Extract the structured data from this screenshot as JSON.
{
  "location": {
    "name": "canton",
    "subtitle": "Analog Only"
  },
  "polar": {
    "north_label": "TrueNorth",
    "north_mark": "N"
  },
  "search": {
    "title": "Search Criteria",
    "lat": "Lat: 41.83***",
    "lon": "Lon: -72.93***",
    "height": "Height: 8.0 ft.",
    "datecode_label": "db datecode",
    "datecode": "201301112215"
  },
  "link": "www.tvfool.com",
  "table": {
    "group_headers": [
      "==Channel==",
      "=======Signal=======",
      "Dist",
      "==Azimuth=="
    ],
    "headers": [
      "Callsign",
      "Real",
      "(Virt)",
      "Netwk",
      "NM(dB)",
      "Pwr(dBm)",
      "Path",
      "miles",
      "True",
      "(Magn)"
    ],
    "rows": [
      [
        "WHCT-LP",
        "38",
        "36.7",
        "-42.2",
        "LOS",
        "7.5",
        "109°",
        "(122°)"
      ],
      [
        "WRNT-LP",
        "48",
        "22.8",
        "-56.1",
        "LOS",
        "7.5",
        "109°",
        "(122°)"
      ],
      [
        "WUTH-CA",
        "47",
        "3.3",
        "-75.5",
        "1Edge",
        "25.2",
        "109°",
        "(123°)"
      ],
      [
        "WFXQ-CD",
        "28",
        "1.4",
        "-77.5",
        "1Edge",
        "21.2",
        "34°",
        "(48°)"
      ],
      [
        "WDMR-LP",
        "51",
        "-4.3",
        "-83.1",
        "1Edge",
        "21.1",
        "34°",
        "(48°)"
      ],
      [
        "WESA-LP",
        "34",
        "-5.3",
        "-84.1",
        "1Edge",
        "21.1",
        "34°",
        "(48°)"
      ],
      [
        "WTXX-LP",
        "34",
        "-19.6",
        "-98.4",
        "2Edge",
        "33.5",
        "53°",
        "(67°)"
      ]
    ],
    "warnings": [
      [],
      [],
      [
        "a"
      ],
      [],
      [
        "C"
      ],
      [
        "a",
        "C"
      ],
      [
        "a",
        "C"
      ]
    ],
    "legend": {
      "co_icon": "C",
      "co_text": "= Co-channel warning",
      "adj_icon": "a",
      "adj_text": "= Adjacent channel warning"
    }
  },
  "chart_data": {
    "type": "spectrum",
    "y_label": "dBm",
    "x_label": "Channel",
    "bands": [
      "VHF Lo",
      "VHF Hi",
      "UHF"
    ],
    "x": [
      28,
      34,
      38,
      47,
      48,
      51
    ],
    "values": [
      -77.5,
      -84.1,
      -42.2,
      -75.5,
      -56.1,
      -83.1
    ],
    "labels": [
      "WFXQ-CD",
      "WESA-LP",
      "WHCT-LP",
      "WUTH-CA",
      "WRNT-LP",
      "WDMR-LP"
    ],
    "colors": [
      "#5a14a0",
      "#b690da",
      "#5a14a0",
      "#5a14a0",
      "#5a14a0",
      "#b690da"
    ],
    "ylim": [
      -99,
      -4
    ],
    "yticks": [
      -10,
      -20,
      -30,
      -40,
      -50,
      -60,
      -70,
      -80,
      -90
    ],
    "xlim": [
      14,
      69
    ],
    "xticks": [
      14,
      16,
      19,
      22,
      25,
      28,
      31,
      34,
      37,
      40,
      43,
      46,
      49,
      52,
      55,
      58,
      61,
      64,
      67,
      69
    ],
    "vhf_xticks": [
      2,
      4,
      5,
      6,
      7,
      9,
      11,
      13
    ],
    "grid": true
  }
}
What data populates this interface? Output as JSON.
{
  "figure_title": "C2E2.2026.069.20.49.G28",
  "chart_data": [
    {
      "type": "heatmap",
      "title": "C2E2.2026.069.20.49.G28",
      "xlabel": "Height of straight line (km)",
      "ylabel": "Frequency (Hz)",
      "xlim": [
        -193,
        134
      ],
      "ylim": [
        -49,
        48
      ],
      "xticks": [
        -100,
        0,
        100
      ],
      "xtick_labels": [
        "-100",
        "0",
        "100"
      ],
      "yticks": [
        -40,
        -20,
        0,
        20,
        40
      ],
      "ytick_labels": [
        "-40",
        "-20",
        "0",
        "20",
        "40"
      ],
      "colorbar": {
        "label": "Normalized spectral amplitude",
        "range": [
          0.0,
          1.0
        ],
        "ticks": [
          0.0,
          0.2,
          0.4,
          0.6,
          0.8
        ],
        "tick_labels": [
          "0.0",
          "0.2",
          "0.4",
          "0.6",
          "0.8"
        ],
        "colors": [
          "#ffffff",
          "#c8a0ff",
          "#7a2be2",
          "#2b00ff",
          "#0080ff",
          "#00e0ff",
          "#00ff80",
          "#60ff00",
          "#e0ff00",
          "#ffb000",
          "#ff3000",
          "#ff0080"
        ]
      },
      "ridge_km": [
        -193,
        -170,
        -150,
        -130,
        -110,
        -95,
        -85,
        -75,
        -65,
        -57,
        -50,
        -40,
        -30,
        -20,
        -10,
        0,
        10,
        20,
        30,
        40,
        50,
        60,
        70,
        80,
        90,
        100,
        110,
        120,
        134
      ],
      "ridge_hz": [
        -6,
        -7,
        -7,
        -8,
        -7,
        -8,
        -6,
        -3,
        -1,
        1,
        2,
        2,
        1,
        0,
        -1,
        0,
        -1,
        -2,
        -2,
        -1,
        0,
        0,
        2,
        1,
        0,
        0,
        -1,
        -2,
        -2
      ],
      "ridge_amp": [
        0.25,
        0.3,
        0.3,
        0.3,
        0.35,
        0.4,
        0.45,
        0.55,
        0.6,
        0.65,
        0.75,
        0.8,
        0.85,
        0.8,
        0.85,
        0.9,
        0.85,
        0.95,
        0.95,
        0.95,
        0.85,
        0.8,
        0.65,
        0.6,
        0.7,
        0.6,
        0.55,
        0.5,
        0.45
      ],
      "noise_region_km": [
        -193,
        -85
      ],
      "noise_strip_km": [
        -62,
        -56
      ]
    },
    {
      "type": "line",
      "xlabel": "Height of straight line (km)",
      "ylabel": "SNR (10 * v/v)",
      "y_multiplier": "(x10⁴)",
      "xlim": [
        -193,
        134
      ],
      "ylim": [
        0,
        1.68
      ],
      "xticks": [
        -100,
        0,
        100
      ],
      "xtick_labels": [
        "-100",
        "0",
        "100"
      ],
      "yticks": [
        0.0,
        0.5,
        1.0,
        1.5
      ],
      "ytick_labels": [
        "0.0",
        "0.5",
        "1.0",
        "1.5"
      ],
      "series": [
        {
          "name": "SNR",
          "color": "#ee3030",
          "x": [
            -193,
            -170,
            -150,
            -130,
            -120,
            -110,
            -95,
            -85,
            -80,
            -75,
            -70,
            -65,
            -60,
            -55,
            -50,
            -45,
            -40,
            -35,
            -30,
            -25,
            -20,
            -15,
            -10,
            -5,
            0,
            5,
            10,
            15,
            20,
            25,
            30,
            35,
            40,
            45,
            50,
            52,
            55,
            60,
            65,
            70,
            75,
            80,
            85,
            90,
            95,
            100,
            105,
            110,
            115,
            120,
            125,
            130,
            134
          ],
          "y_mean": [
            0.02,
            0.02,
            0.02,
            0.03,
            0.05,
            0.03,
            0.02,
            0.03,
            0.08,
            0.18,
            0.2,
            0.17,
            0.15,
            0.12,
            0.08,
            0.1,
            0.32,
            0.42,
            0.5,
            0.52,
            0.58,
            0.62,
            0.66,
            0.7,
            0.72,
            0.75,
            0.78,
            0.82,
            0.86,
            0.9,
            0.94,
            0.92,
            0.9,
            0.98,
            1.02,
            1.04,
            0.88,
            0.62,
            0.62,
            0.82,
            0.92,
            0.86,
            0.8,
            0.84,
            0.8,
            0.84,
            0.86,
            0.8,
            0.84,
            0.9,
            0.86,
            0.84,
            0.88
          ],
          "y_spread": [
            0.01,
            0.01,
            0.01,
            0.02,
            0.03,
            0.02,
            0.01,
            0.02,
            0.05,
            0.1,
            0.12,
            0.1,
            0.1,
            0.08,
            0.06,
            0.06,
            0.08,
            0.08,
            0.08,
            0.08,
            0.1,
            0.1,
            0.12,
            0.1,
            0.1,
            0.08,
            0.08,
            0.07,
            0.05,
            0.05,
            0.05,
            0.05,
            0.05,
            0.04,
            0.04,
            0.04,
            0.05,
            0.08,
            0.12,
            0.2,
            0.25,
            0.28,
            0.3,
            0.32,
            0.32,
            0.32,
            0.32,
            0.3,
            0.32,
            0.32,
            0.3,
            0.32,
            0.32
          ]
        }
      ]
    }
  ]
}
==*==
Aim of the task
Track down every line with the word "this" and copy it.

Reply to the exercise
Extract the structured data from this screenshot as JSON.
What data populates this interface? Output as JSON.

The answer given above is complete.